Written exercise:
Check every line of the entries below for the word "Муниципальное", and copy the ones that have it.

Input data:
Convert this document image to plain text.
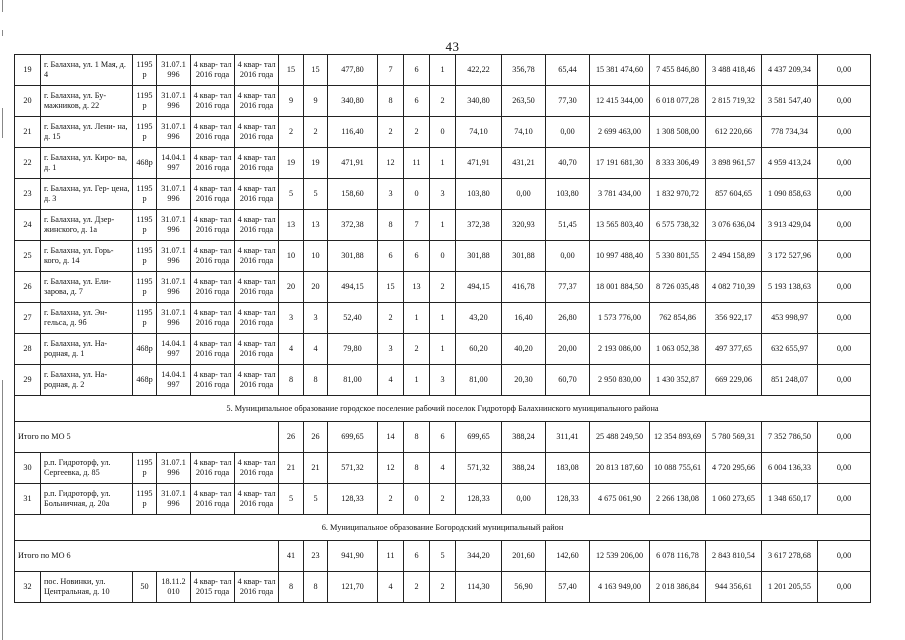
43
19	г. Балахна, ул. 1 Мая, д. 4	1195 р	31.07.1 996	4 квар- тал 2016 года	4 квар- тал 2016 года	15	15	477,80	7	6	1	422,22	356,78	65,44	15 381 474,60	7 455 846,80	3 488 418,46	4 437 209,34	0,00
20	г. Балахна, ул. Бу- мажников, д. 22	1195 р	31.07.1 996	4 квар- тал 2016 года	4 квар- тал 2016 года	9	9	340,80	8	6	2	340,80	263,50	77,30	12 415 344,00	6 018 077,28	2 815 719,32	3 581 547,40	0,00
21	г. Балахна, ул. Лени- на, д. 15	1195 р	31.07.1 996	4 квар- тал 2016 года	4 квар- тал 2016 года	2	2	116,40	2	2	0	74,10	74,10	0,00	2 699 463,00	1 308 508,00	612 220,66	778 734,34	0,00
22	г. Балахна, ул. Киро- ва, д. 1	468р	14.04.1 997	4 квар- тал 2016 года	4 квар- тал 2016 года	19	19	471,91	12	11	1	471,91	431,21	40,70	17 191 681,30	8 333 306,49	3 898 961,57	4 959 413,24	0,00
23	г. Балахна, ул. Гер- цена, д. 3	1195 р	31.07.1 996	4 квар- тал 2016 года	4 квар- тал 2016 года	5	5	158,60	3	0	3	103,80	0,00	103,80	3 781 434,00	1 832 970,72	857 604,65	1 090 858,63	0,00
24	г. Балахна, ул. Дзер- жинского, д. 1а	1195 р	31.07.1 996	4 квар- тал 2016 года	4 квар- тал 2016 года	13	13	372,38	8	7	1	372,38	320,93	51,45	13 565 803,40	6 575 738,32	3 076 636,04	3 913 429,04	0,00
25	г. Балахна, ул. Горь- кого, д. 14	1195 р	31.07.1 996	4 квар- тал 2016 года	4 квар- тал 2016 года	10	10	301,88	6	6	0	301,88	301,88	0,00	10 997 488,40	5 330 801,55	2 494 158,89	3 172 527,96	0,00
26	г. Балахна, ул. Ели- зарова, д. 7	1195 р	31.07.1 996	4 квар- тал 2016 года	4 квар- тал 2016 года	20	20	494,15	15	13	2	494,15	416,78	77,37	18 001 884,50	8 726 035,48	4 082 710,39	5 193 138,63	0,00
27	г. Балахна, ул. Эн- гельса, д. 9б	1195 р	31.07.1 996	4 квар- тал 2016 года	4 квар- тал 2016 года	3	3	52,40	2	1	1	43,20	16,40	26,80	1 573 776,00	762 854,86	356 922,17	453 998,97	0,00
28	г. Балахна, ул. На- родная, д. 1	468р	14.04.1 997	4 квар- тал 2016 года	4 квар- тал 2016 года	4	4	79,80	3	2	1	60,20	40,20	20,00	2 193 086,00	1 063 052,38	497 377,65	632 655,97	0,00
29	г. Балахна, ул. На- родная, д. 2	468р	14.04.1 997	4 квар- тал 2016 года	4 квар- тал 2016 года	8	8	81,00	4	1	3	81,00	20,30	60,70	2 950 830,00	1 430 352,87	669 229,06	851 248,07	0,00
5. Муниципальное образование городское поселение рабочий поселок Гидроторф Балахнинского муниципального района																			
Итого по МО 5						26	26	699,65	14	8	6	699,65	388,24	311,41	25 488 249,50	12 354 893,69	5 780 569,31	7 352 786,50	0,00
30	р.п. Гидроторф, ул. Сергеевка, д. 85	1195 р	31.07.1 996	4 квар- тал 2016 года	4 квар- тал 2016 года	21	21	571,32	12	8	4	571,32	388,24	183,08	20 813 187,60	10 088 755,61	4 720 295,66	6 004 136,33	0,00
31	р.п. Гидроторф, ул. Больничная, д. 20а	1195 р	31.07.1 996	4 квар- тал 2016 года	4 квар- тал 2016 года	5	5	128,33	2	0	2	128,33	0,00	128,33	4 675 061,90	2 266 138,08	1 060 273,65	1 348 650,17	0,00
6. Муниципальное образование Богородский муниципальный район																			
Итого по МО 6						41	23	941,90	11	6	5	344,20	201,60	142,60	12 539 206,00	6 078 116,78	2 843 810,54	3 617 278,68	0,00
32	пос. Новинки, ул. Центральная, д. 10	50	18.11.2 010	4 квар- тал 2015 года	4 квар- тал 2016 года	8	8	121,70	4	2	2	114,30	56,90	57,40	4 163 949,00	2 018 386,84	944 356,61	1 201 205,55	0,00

Response to this task:
5. Муниципальное образование городское поселение рабочий поселок Гидроторф Балахнинского муниципального района																			
6. Муниципальное образование Богородский муниципальный район																			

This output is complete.